Some records:
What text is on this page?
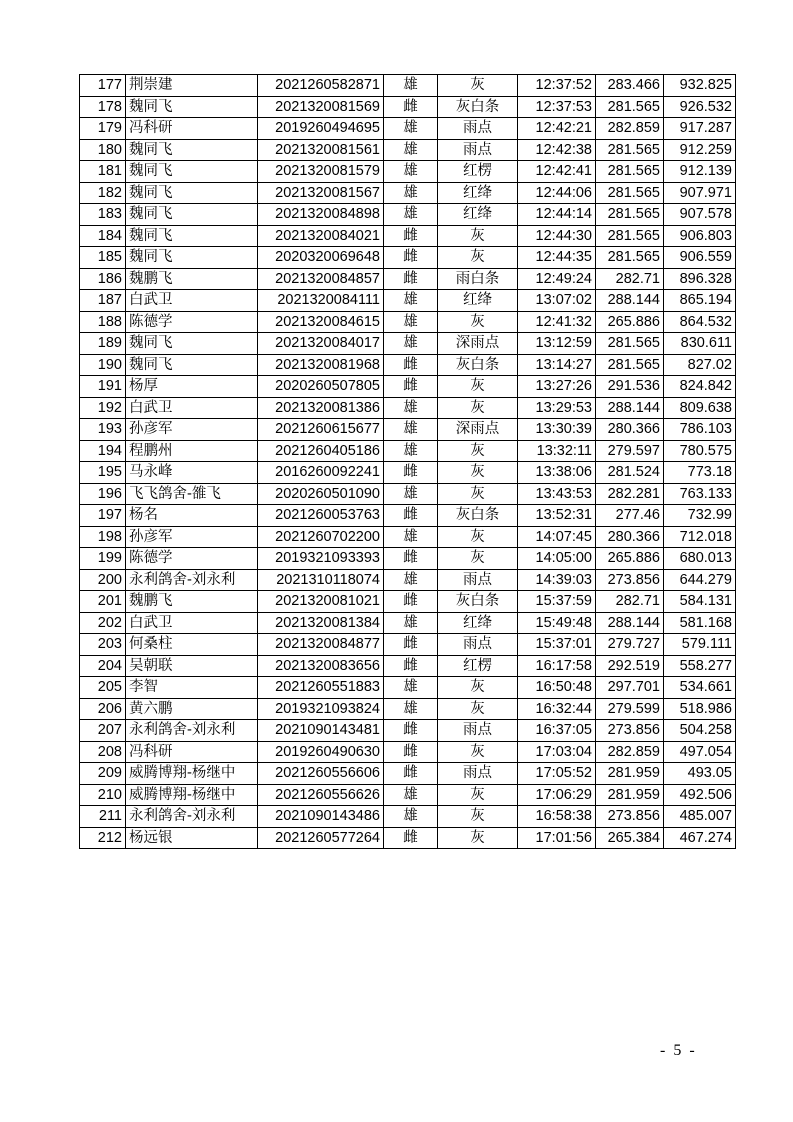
177	荆崇建	2021260582871	雄	灰	12:37:52	283.466	932.825
178	魏同飞	2021320081569	雌	灰白条	12:37:53	281.565	926.532
179	冯科研	2019260494695	雄	雨点	12:42:21	282.859	917.287
180	魏同飞	2021320081561	雄	雨点	12:42:38	281.565	912.259
181	魏同飞	2021320081579	雄	红楞	12:42:41	281.565	912.139
182	魏同飞	2021320081567	雄	红绛	12:44:06	281.565	907.971
183	魏同飞	2021320084898	雄	红绛	12:44:14	281.565	907.578
184	魏同飞	2021320084021	雌	灰	12:44:30	281.565	906.803
185	魏同飞	2020320069648	雌	灰	12:44:35	281.565	906.559
186	魏鹏飞	2021320084857	雌	雨白条	12:49:24	282.71	896.328
187	白武卫	2021320084111	雄	红绛	13:07:02	288.144	865.194
188	陈德学	2021320084615	雄	灰	12:41:32	265.886	864.532
189	魏同飞	2021320084017	雄	深雨点	13:12:59	281.565	830.611
190	魏同飞	2021320081968	雌	灰白条	13:14:27	281.565	827.02
191	杨厚	2020260507805	雌	灰	13:27:26	291.536	824.842
192	白武卫	2021320081386	雄	灰	13:29:53	288.144	809.638
193	孙彦军	2021260615677	雄	深雨点	13:30:39	280.366	786.103
194	程鹏州	2021260405186	雄	灰	13:32:11	279.597	780.575
195	马永峰	2016260092241	雌	灰	13:38:06	281.524	773.18
196	飞飞鸽舍-雒飞	2020260501090	雄	灰	13:43:53	282.281	763.133
197	杨名	2021260053763	雌	灰白条	13:52:31	277.46	732.99
198	孙彦军	2021260702200	雄	灰	14:07:45	280.366	712.018
199	陈德学	2019321093393	雌	灰	14:05:00	265.886	680.013
200	永利鸽舍-刘永利	2021310118074	雄	雨点	14:39:03	273.856	644.279
201	魏鹏飞	2021320081021	雌	灰白条	15:37:59	282.71	584.131
202	白武卫	2021320081384	雄	红绛	15:49:48	288.144	581.168
203	何桑柱	2021320084877	雌	雨点	15:37:01	279.727	579.111
204	吴朝联	2021320083656	雌	红楞	16:17:58	292.519	558.277
205	李智	2021260551883	雄	灰	16:50:48	297.701	534.661
206	黄六鹏	2019321093824	雄	灰	16:32:44	279.599	518.986
207	永利鸽舍-刘永利	2021090143481	雌	雨点	16:37:05	273.856	504.258
208	冯科研	2019260490630	雌	灰	17:03:04	282.859	497.054
209	威腾博翔-杨继中	2021260556606	雌	雨点	17:05:52	281.959	493.05
210	威腾博翔-杨继中	2021260556626	雄	灰	17:06:29	281.959	492.506
211	永利鸽舍-刘永利	2021090143486	雄	灰	16:58:38	273.856	485.007
212	杨远银	2021260577264	雌	灰	17:01:56	265.384	467.274
- 5 -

WRITTEN TASK
Without the pictures, output the full listing exactly as it stands.

OUTPUT OF THE TASK
What text is on this page?
177	荆崇建	2021260582871	雄	灰	12:37:52	283.466	932.825
178	魏同飞	2021320081569	雌	灰白条	12:37:53	281.565	926.532
179	冯科研	2019260494695	雄	雨点	12:42:21	282.859	917.287
180	魏同飞	2021320081561	雄	雨点	12:42:38	281.565	912.259
181	魏同飞	2021320081579	雄	红楞	12:42:41	281.565	912.139
182	魏同飞	2021320081567	雄	红绛	12:44:06	281.565	907.971
183	魏同飞	2021320084898	雄	红绛	12:44:14	281.565	907.578
184	魏同飞	2021320084021	雌	灰	12:44:30	281.565	906.803
185	魏同飞	2020320069648	雌	灰	12:44:35	281.565	906.559
186	魏鹏飞	2021320084857	雌	雨白条	12:49:24	282.71	896.328
187	白武卫	2021320084111	雄	红绛	13:07:02	288.144	865.194
188	陈德学	2021320084615	雄	灰	12:41:32	265.886	864.532
189	魏同飞	2021320084017	雄	深雨点	13:12:59	281.565	830.611
190	魏同飞	2021320081968	雌	灰白条	13:14:27	281.565	827.02
191	杨厚	2020260507805	雌	灰	13:27:26	291.536	824.842
192	白武卫	2021320081386	雄	灰	13:29:53	288.144	809.638
193	孙彦军	2021260615677	雄	深雨点	13:30:39	280.366	786.103
194	程鹏州	2021260405186	雄	灰	13:32:11	279.597	780.575
195	马永峰	2016260092241	雌	灰	13:38:06	281.524	773.18
196	飞飞鸽舍-雒飞	2020260501090	雄	灰	13:43:53	282.281	763.133
197	杨名	2021260053763	雌	灰白条	13:52:31	277.46	732.99
198	孙彦军	2021260702200	雄	灰	14:07:45	280.366	712.018
199	陈德学	2019321093393	雌	灰	14:05:00	265.886	680.013
200	永利鸽舍-刘永利	2021310118074	雄	雨点	14:39:03	273.856	644.279
201	魏鹏飞	2021320081021	雌	灰白条	15:37:59	282.71	584.131
202	白武卫	2021320081384	雄	红绛	15:49:48	288.144	581.168
203	何桑柱	2021320084877	雌	雨点	15:37:01	279.727	579.111
204	吴朝联	2021320083656	雌	红楞	16:17:58	292.519	558.277
205	李智	2021260551883	雄	灰	16:50:48	297.701	534.661
206	黄六鹏	2019321093824	雄	灰	16:32:44	279.599	518.986
207	永利鸽舍-刘永利	2021090143481	雌	雨点	16:37:05	273.856	504.258
208	冯科研	2019260490630	雌	灰	17:03:04	282.859	497.054
209	威腾博翔-杨继中	2021260556606	雌	雨点	17:05:52	281.959	493.05
210	威腾博翔-杨继中	2021260556626	雄	灰	17:06:29	281.959	492.506
211	永利鸽舍-刘永利	2021090143486	雄	灰	16:58:38	273.856	485.007
212	杨远银	2021260577264	雌	灰	17:01:56	265.384	467.274
- 5 -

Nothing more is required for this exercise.